[Records from a dataset]
———
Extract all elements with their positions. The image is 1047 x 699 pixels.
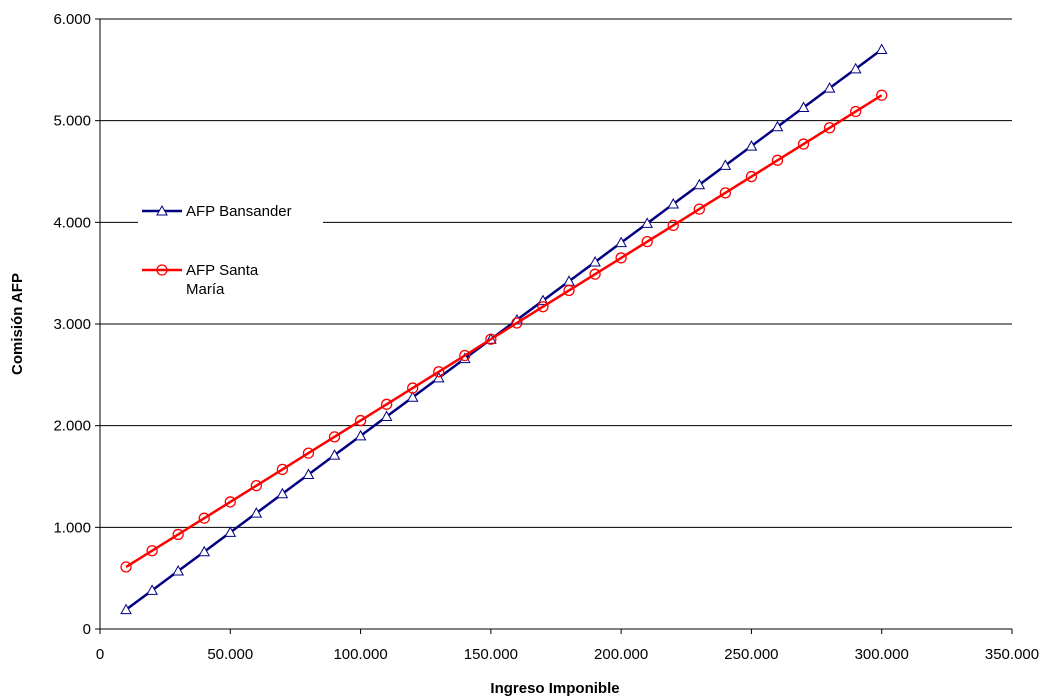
circle-marker <box>771 154 784 166</box>
triangle-marker <box>771 120 784 132</box>
circle-marker <box>276 463 289 476</box>
circle-marker <box>511 317 523 329</box>
y-tick-labels: 0 1.000 2.000 3.000 4.000 5.000 6.000 <box>53 11 91 638</box>
x-tick-label: 150.000 <box>464 646 518 663</box>
x-tick-label: 250.000 <box>724 646 778 663</box>
triangle-marker <box>250 507 263 518</box>
y-tick-label: 3.000 <box>53 316 91 333</box>
legend-box <box>138 187 323 313</box>
triangle-marker <box>198 545 211 557</box>
circle-marker <box>589 268 601 280</box>
x-tick-labels: 0 50.000 100.000 150.000 200.000 250.000 300.0… <box>96 646 1039 663</box>
circle-marker <box>615 252 627 264</box>
triangle-marker <box>156 204 168 216</box>
x-tick-label: 50.000 <box>207 646 253 663</box>
triangle-marker <box>693 178 706 190</box>
x-tick-label: 100.000 <box>333 646 387 663</box>
y-tick-label: 0 <box>83 621 91 638</box>
series-0 <box>120 43 888 615</box>
circle-marker <box>433 366 445 378</box>
circle-marker <box>380 398 393 410</box>
legend-label: María <box>186 281 225 298</box>
y-tick-label: 4.000 <box>53 214 91 231</box>
circle-marker <box>198 512 210 524</box>
triangle-marker <box>745 140 758 151</box>
y-tick-label: 2.000 <box>53 418 91 435</box>
triangle-marker <box>146 584 158 595</box>
triangle-marker <box>641 217 654 228</box>
x-tick-label: 350.000 <box>985 646 1039 663</box>
triangle-marker <box>797 101 810 112</box>
circle-marker <box>719 187 732 199</box>
circle-marker <box>641 235 653 248</box>
circle-marker <box>354 414 367 427</box>
y-tick-label: 1.000 <box>53 519 91 536</box>
circle-marker <box>250 479 262 492</box>
triangle-marker <box>823 82 836 93</box>
x-tick-label: 200.000 <box>594 646 648 663</box>
circle-marker <box>459 349 471 362</box>
x-tick-label: 300.000 <box>855 646 909 663</box>
triangle-marker <box>615 236 627 248</box>
triangle-marker <box>589 255 601 267</box>
circle-marker <box>485 333 497 345</box>
y-axis-title: Comisión AFP <box>9 273 26 375</box>
circle-marker <box>224 496 236 508</box>
x-tick-label: 0 <box>96 646 104 663</box>
circle-marker <box>302 447 315 459</box>
circle-marker <box>563 284 575 297</box>
x-axis-title: Ingreso Imponible <box>490 680 619 697</box>
circle-marker <box>537 301 549 313</box>
circle-marker <box>667 219 679 232</box>
series-line <box>125 48 883 611</box>
circle-marker <box>156 264 168 276</box>
circle-marker <box>823 122 836 134</box>
circle-marker <box>850 105 862 118</box>
series-line <box>125 94 883 569</box>
circle-marker <box>407 382 419 394</box>
y-tick-label: 6.000 <box>53 11 91 28</box>
triangle-marker <box>120 603 132 615</box>
triangle-marker <box>406 391 419 402</box>
circle-marker <box>693 203 705 215</box>
circle-marker <box>876 89 888 101</box>
series-group <box>120 43 888 615</box>
y-tick-label: 5.000 <box>53 113 91 130</box>
triangle-marker <box>380 410 393 422</box>
triangle-marker <box>719 159 732 170</box>
triangle-marker <box>224 526 237 537</box>
axes <box>95 18 1013 634</box>
triangle-marker <box>276 487 289 499</box>
triangle-marker <box>354 429 367 441</box>
triangle-marker <box>302 468 315 479</box>
triangle-marker <box>172 565 185 576</box>
triangle-marker <box>667 198 680 209</box>
circle-marker <box>146 545 158 557</box>
legend-label: AFP Santa <box>186 262 259 279</box>
circle-marker <box>328 431 341 443</box>
triangle-marker <box>849 62 862 74</box>
legend: AFP Bansander AFP Santa María <box>138 187 323 313</box>
circle-marker <box>120 561 132 573</box>
legend-label: AFP Bansander <box>186 203 292 220</box>
triangle-marker <box>875 43 888 54</box>
series-1 <box>120 89 888 573</box>
circle-marker <box>797 138 810 150</box>
circle-marker <box>172 528 184 541</box>
circle-marker <box>745 170 758 183</box>
triangle-marker <box>328 449 341 460</box>
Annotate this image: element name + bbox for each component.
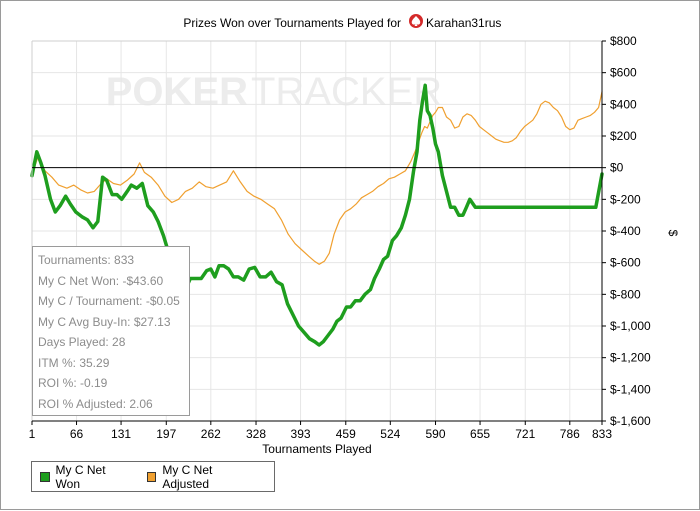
series-group (30, 83, 604, 347)
x-tick-label: 721 (515, 427, 535, 441)
x-tick-label: 393 (291, 427, 311, 441)
legend-item-net-adjusted[interactable]: My C Net Adjusted (146, 462, 256, 491)
stat-per-tournament: My C / Tournament: -$0.05 (38, 294, 180, 308)
series-line-net-won (30, 83, 604, 347)
stat-tournaments: Tournaments: 833 (38, 253, 135, 267)
x-tick-label: 590 (426, 427, 446, 441)
stat-avg-buyin: My C Avg Buy-In: $27.13 (38, 314, 171, 329)
y-tick-label: $-600 (610, 256, 641, 270)
legend-swatch-net-won (40, 471, 50, 482)
y-tick-label: $600 (610, 66, 637, 80)
stat-net-won: My C Net Won: -$43.60 (38, 273, 164, 288)
x-tick-label: 459 (336, 427, 356, 441)
chart-title-text: Prizes Won over Tournaments Played for (183, 16, 401, 30)
x-tick-label: 655 (470, 427, 490, 441)
y-tick-label: $-200 (610, 192, 641, 206)
y-tick-label: $200 (610, 129, 637, 143)
x-axis-label: Tournaments Played (262, 442, 371, 456)
x-tick-label: 131 (111, 427, 131, 441)
chart-title: Prizes Won over Tournaments Played for K… (183, 14, 501, 30)
watermark-poker: POKER (106, 70, 248, 114)
legend-label-net-adjusted: My C Net Adjusted (162, 462, 213, 491)
x-tick-label: 786 (560, 427, 580, 441)
y-tick-label: $-1,200 (610, 351, 651, 365)
y-tick-label: $800 (610, 34, 637, 48)
y-tick-label: $-1,400 (610, 382, 651, 396)
x-tick-label: 833 (592, 427, 612, 441)
stat-itm: ITM %: 35.29 (38, 355, 110, 370)
stats-panel: Tournaments: 833 My C Net Won: -$43.60 M… (32, 246, 190, 416)
y-tick-label: $-1,600 (610, 414, 651, 428)
legend-item-net-won[interactable]: My C Net Won (40, 463, 129, 491)
y-axis-label: $ (666, 230, 680, 237)
x-tick-label: 524 (380, 427, 400, 441)
legend: My C Net Won My C Net Adjusted (31, 461, 275, 492)
y-tick-label: $-400 (610, 224, 641, 238)
player-name: Karahan31rus (426, 16, 501, 30)
y-tick-label: $-1,000 (610, 319, 651, 333)
x-tick-label: 328 (246, 427, 266, 441)
y-tick-label: $400 (610, 97, 637, 111)
x-tick-label: 262 (201, 427, 221, 441)
x-tick-label: 197 (156, 427, 176, 441)
y-tick-label: $-800 (610, 287, 641, 301)
legend-label-net-won: My C Net Won (55, 462, 106, 491)
stat-roi: ROI %: -0.19 (38, 376, 108, 390)
stat-days-played: Days Played: 28 (38, 335, 126, 349)
spade-icon (409, 14, 423, 28)
x-tick-label: 1 (29, 427, 36, 441)
series-line-net-adjusted (31, 91, 603, 265)
x-tick-label: 66 (70, 427, 84, 441)
watermark-tracker: TRACKER (251, 70, 442, 114)
legend-swatch-net-adjusted (146, 471, 157, 482)
stat-roi-adjusted: ROI % Adjusted: 2.06 (38, 396, 153, 411)
y-tick-label: $0 (610, 161, 624, 175)
tick-labels: $800 $600 $400 $200 $0 $-200 $-400 $-600 $-800 $-… (29, 34, 651, 441)
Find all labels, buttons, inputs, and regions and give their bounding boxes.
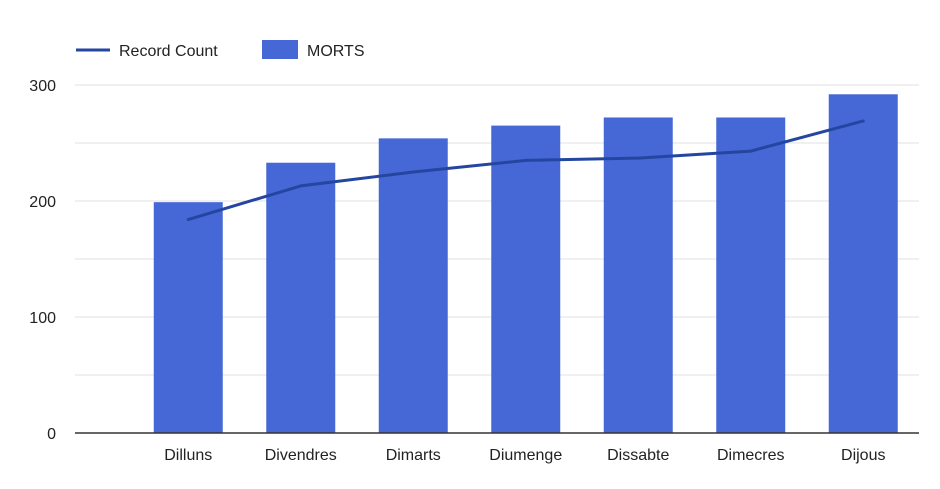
———
Give every line of the material above as a numbered list, skipping any blank lines and leaving out the pictures.

1. Extract all elements with their positions. The image is 1047 x 699 pixels.
2. circle-marker <box>771 154 784 166</box>
3. triangle-marker <box>771 120 784 132</box>
4. circle-marker <box>276 463 289 476</box>
5. circle-marker <box>511 317 523 329</box>
6. y-tick-labels: 0 1.000 2.000 3.000 4.000 5.000 6.000 <box>53 11 91 638</box>
7. x-tick-label: 150.000 <box>464 646 518 663</box>
8. x-tick-label: 250.000 <box>724 646 778 663</box>
9. triangle-marker <box>250 507 263 518</box>
10. y-tick-label: 3.000 <box>53 316 91 333</box>
11. legend-box <box>138 187 323 313</box>
12. triangle-marker <box>198 545 211 557</box>
13. circle-marker <box>589 268 601 280</box>
14. x-tick-labels: 0 50.000 100.000 150.000 200.000 250.000 300.0… <box>96 646 1039 663</box>
15. circle-marker <box>615 252 627 264</box>
16. triangle-marker <box>156 204 168 216</box>
17. x-tick-label: 50.000 <box>207 646 253 663</box>
18. triangle-marker <box>693 178 706 190</box>
19. x-tick-label: 100.000 <box>333 646 387 663</box>
20. y-tick-label: 0 <box>83 621 91 638</box>
21. series-0 <box>120 43 888 615</box>
22. circle-marker <box>433 366 445 378</box>
23. circle-marker <box>380 398 393 410</box>
24. legend-label: María <box>186 281 225 298</box>
25. y-tick-label: 4.000 <box>53 214 91 231</box>
26. circle-marker <box>198 512 210 524</box>
27. triangle-marker <box>745 140 758 151</box>
28. y-tick-label: 2.000 <box>53 418 91 435</box>
29. triangle-marker <box>146 584 158 595</box>
30. triangle-marker <box>641 217 654 228</box>
31. x-tick-label: 350.000 <box>985 646 1039 663</box>
32. triangle-marker <box>797 101 810 112</box>
33. circle-marker <box>719 187 732 199</box>
34. circle-marker <box>641 235 653 248</box>
35. circle-marker <box>354 414 367 427</box>
36. y-tick-label: 1.000 <box>53 519 91 536</box>
37. circle-marker <box>250 479 262 492</box>
38. triangle-marker <box>823 82 836 93</box>
39. x-tick-label: 200.000 <box>594 646 648 663</box>
40. circle-marker <box>459 349 471 362</box>
41. x-tick-label: 300.000 <box>855 646 909 663</box>
42. triangle-marker <box>615 236 627 248</box>
43. triangle-marker <box>589 255 601 267</box>
44. circle-marker <box>485 333 497 345</box>
45. y-axis-title: Comisión AFP <box>9 273 26 375</box>
46. circle-marker <box>224 496 236 508</box>
47. x-tick-label: 0 <box>96 646 104 663</box>
48. circle-marker <box>302 447 315 459</box>
49. circle-marker <box>563 284 575 297</box>
50. x-axis-title: Ingreso Imponible <box>490 680 619 697</box>
51. circle-marker <box>537 301 549 313</box>
52. circle-marker <box>667 219 679 232</box>
53. series-line <box>125 48 883 611</box>
54. circle-marker <box>156 264 168 276</box>
55. circle-marker <box>823 122 836 134</box>
56. circle-marker <box>850 105 862 118</box>
57. series-line <box>125 94 883 569</box>
58. circle-marker <box>407 382 419 394</box>
59. y-tick-label: 6.000 <box>53 11 91 28</box>
60. triangle-marker <box>120 603 132 615</box>
61. triangle-marker <box>406 391 419 402</box>
62. circle-marker <box>693 203 705 215</box>
63. circle-marker <box>876 89 888 101</box>
64. series-group <box>120 43 888 615</box>
65. y-tick-label: 5.000 <box>53 113 91 130</box>
66. triangle-marker <box>380 410 393 422</box>
67. triangle-marker <box>719 159 732 170</box>
68. triangle-marker <box>224 526 237 537</box>
69. axes <box>95 18 1013 634</box>
70. triangle-marker <box>276 487 289 499</box>
71. triangle-marker <box>354 429 367 441</box>
72. triangle-marker <box>302 468 315 479</box>
73. triangle-marker <box>172 565 185 576</box>
74. triangle-marker <box>667 198 680 209</box>
75. circle-marker <box>146 545 158 557</box>
76. legend-label: AFP Santa <box>186 262 259 279</box>
77. circle-marker <box>328 431 341 443</box>
78. triangle-marker <box>849 62 862 74</box>
79. legend: AFP Bansander AFP Santa María <box>138 187 323 313</box>
80. circle-marker <box>120 561 132 573</box>
81. legend-label: AFP Bansander <box>186 203 292 220</box>
82. triangle-marker <box>875 43 888 54</box>
83. series-1 <box>120 89 888 573</box>
84. circle-marker <box>797 138 810 150</box>
85. circle-marker <box>172 528 184 541</box>
86. circle-marker <box>745 170 758 183</box>
87. triangle-marker <box>328 449 341 460</box>
88. Annotate this image: element name + bbox for each component.
89. series-group (30, 83, 604, 347)
90. x-tick-label: 721 (515, 427, 535, 441)
91. x-tick-label: 393 (291, 427, 311, 441)
92. legend-item-net-adjusted[interactable]: My C Net Adjusted (146, 462, 256, 491)
93. stat-per-tournament: My C / Tournament: -$0.05 (38, 294, 180, 308)
94. series-line-net-won (30, 83, 604, 347)
95. stat-tournaments: Tournaments: 833 (38, 253, 135, 267)
96. x-tick-label: 590 (426, 427, 446, 441)
97. stat-avg-buyin: My C Avg Buy-In: $27.13 (38, 314, 171, 329)
98. y-tick-label: $-600 (610, 256, 641, 270)
99. legend-swatch-net-won (40, 471, 50, 482)
100. y-tick-label: $600 (610, 66, 637, 80)
101. stat-net-won: My C Net Won: -$43.60 (38, 273, 164, 288)
102. x-tick-label: 459 (336, 427, 356, 441)
103. chart-title-text: Prizes Won over Tournaments Played for (183, 16, 401, 30)
104. x-tick-label: 655 (470, 427, 490, 441)
105. y-tick-label: $-200 (610, 192, 641, 206)
106. y-tick-label: $200 (610, 129, 637, 143)
107. x-axis-label: Tournaments Played (262, 442, 371, 456)
108. x-tick-label: 131 (111, 427, 131, 441)
109. chart-title: Prizes Won over Tournaments Played for K… (183, 14, 501, 30)
110. watermark-poker: POKER (106, 70, 248, 114)
111. legend-label-net-adjusted: My C Net Adjusted (162, 462, 213, 491)
112. x-tick-label: 786 (560, 427, 580, 441)
113. y-tick-label: $-1,200 (610, 351, 651, 365)
114. y-tick-label: $800 (610, 34, 637, 48)
115. y-tick-label: $-1,400 (610, 382, 651, 396)
116. x-tick-label: 833 (592, 427, 612, 441)
117. stat-itm: ITM %: 35.29 (38, 355, 110, 370)
118. stats-panel: Tournaments: 833 My C Net Won: -$43.60 M… (32, 246, 190, 416)
119. y-tick-label: $-1,600 (610, 414, 651, 428)
120. legend-item-net-won[interactable]: My C Net Won (40, 463, 129, 491)
121. y-axis-label: $ (666, 230, 680, 237)
122. x-tick-label: 524 (380, 427, 400, 441)
123. legend: My C Net Won My C Net Adjusted (31, 461, 275, 492)
124. y-tick-label: $-400 (610, 224, 641, 238)
125. player-name: Karahan31rus (426, 16, 501, 30)
126. y-tick-label: $-1,000 (610, 319, 651, 333)
127. x-tick-label: 328 (246, 427, 266, 441)
128. y-tick-label: $400 (610, 97, 637, 111)
129. x-tick-label: 262 (201, 427, 221, 441)
130. x-tick-label: 197 (156, 427, 176, 441)
131. y-tick-label: $-800 (610, 287, 641, 301)
132. legend-label-net-won: My C Net Won (55, 462, 106, 491)
133. stat-roi: ROI %: -0.19 (38, 376, 108, 390)
134. stat-days-played: Days Played: 28 (38, 335, 126, 349)
135. spade-icon (409, 14, 423, 28)
136. x-tick-label: 1 (29, 427, 36, 441)
137. series-line-net-adjusted (31, 91, 603, 265)
138. x-tick-label: 66 (70, 427, 84, 441)
139. watermark-tracker: TRACKER (251, 70, 442, 114)
140. legend-swatch-net-adjusted (146, 471, 157, 482)
141. stat-roi-adjusted: ROI % Adjusted: 2.06 (38, 396, 153, 411)
142. y-tick-label: $0 (610, 161, 624, 175)
143. tick-labels: $800 $600 $400 $200 $0 $-200 $-400 $-600 $-800 $-… (29, 34, 651, 441)
144. Find all labels, buttons, inputs, and regions and give their bounding boxes.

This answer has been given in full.